- **DATA ENTRIES**

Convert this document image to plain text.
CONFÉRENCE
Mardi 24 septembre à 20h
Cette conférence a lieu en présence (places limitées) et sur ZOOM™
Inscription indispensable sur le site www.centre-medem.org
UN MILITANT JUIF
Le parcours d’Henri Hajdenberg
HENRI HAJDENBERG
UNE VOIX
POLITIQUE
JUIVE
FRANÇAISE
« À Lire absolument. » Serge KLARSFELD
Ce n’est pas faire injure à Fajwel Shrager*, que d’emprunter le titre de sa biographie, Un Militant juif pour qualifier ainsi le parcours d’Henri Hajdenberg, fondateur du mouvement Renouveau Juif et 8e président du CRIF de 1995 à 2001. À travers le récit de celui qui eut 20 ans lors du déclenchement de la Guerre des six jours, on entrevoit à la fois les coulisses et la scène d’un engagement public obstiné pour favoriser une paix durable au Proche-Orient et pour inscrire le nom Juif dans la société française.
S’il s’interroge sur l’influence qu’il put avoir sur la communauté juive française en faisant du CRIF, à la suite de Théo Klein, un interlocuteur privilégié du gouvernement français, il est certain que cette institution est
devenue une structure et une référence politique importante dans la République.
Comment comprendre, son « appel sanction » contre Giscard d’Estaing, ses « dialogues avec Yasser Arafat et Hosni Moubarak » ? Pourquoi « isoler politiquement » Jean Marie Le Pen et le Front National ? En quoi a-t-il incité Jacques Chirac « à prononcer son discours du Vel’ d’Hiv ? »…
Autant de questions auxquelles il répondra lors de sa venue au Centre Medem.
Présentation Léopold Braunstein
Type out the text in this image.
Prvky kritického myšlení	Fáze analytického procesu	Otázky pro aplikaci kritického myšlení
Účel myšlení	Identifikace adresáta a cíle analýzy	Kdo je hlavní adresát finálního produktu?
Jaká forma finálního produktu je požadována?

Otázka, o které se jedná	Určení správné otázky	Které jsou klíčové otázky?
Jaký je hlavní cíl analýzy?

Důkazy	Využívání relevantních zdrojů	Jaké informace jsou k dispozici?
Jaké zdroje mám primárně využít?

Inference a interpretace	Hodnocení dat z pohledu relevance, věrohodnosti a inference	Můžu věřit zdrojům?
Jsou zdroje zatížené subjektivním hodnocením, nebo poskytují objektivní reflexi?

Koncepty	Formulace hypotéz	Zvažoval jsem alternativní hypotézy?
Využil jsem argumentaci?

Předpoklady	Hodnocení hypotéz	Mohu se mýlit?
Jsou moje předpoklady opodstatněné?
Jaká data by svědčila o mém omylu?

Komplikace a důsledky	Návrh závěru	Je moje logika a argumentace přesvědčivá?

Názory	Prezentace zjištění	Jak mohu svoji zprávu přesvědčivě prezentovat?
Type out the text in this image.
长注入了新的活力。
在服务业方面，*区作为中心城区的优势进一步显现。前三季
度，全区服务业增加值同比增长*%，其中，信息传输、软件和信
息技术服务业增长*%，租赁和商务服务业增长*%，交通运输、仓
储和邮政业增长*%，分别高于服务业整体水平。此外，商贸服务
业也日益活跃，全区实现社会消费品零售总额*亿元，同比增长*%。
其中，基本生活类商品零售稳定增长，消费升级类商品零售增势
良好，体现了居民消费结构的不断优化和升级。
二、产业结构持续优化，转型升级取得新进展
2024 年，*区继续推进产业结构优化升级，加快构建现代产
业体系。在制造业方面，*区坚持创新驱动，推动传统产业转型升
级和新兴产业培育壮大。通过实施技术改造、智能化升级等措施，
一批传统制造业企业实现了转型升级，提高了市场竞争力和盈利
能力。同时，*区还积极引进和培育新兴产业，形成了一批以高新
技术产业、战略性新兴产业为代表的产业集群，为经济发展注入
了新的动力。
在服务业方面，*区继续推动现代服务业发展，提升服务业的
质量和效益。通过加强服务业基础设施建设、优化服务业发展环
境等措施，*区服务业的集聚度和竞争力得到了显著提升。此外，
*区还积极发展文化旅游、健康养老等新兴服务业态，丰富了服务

- **PROBLEM DESCRIPTION**
Pick out all lines from the data above in which the word "analýzy" appears.

- **OUTPUT FOR THIS EXERCISE**
Účel myšlení	Identifikace adresáta a cíle analýzy	Kdo je hlavní adresát finálního produktu?
Jaký je hlavní cíl analýzy?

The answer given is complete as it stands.